### EXERCISE REQUIREMENTS
Transcribe the whole listing without a single picture.

(Data entries)
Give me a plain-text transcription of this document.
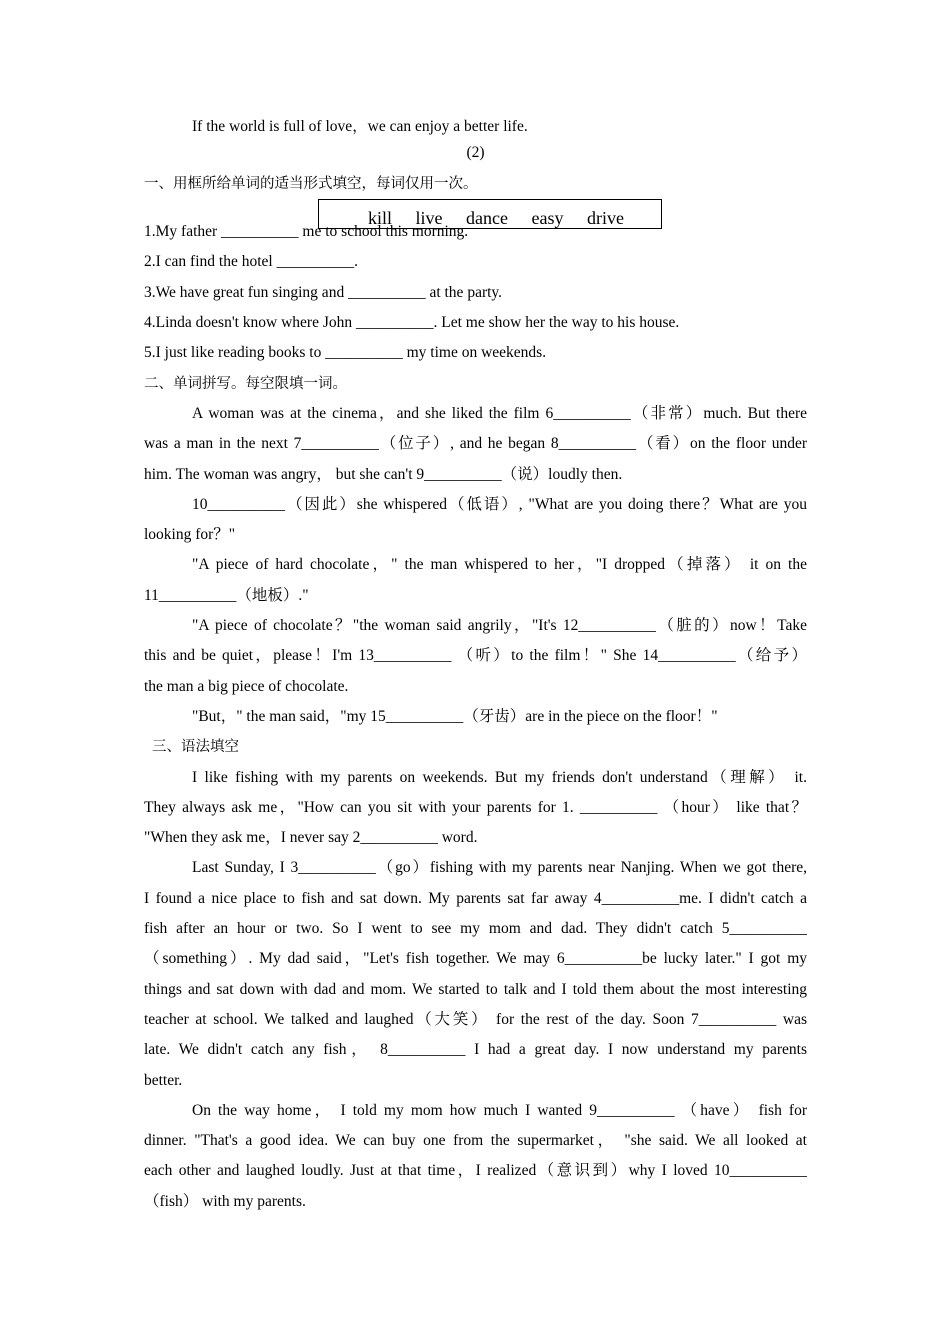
If the world is full of love，we can enjoy a better life.
(2)
一、用框所给单词的适当形式填空，每词仅用一次。
kill live dance easy drive
1.My father __________ me to school this morning.
2.I can find the hotel __________.
3.We have great fun singing and __________ at the party.
4.Linda doesn't know where John __________. Let me show her the way to his house.
5.I just like reading books to __________ my time on weekends.
二、单词拼写。每空限填一词。
A woman was at the cinema，and she liked the film 6__________（非常）much. But there
was a man in the next 7__________（位子）, and he began 8__________（看）on the floor under
him. The woman was angry， but she can't 9__________（说）loudly then.
10__________（因此）she whispered（低语）, "What are you doing there？What are you
looking for？"
"A piece of hard chocolate，" the man whispered to her，"I dropped（掉落） it on the
11__________（地板）."
"A piece of chocolate？"the woman said angrily，"It's 12__________（脏的）now！Take
this and be quiet，please！I'm 13__________ （听）to the film！" She 14__________（给予）
the man a big piece of chocolate.
"But，" the man said，"my 15__________（牙齿）are in the piece on the floor！"
三、语法填空
I like fishing with my parents on weekends. But my friends don't understand（理解） it.
They always ask me，"How can you sit with your parents for 1. __________ （hour） like that？
"When they ask me，I never say 2__________ word.
Last Sunday, I 3__________（go）fishing with my parents near Nanjing. When we got there,
I found a nice place to fish and sat down. My parents sat far away 4__________me. I didn't catch a
fish after an hour or two. So I went to see my mom and dad. They didn't catch 5__________
（something）. My dad said，"Let's fish together. We may 6__________be lucky later." I got my
things and sat down with dad and mom. We started to talk and I told them about the most interesting
teacher at school. We talked and laughed（大笑） for the rest of the day. Soon 7__________ was
late. We didn't catch any fish， 8__________ I had a great day. I now understand my parents
better.
On the way home， I told my mom how much I wanted 9__________ （have） fish for
dinner. "That's a good idea. We can buy one from the supermarket， "she said. We all looked at
each other and laughed loudly. Just at that time，I realized（意识到）why I loved 10__________
（fish） with my parents.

### ANSWER IN FULL
Give me a plain-text transcription of this document.
If the world is full of love，we can enjoy a better life.
(2)
一、用框所给单词的适当形式填空，每词仅用一次。
kill live dance easy drive
1.My father __________ me to school this morning.
2.I can find the hotel __________.
3.We have great fun singing and __________ at the party.
4.Linda doesn't know where John __________. Let me show her the way to his house.
5.I just like reading books to __________ my time on weekends.
二、单词拼写。每空限填一词。
A woman was at the cinema，and she liked the film 6__________（非常）much. But there
was a man in the next 7__________（位子）, and he began 8__________（看）on the floor under
him. The woman was angry， but she can't 9__________（说）loudly then.
10__________（因此）she whispered（低语）, "What are you doing there？What are you
looking for？"
"A piece of hard chocolate，" the man whispered to her，"I dropped（掉落） it on the
11__________（地板）."
"A piece of chocolate？"the woman said angrily，"It's 12__________（脏的）now！Take
this and be quiet，please！I'm 13__________ （听）to the film！" She 14__________（给予）
the man a big piece of chocolate.
"But，" the man said，"my 15__________（牙齿）are in the piece on the floor！"
三、语法填空
I like fishing with my parents on weekends. But my friends don't understand（理解） it.
They always ask me，"How can you sit with your parents for 1. __________ （hour） like that？
"When they ask me，I never say 2__________ word.
Last Sunday, I 3__________（go）fishing with my parents near Nanjing. When we got there,
I found a nice place to fish and sat down. My parents sat far away 4__________me. I didn't catch a
fish after an hour or two. So I went to see my mom and dad. They didn't catch 5__________
（something）. My dad said，"Let's fish together. We may 6__________be lucky later." I got my
things and sat down with dad and mom. We started to talk and I told them about the most interesting
teacher at school. We talked and laughed（大笑） for the rest of the day. Soon 7__________ was
late. We didn't catch any fish， 8__________ I had a great day. I now understand my parents
better.
On the way home， I told my mom how much I wanted 9__________ （have） fish for
dinner. "That's a good idea. We can buy one from the supermarket， "she said. We all looked at
each other and laughed loudly. Just at that time，I realized（意识到）why I loved 10__________
（fish） with my parents.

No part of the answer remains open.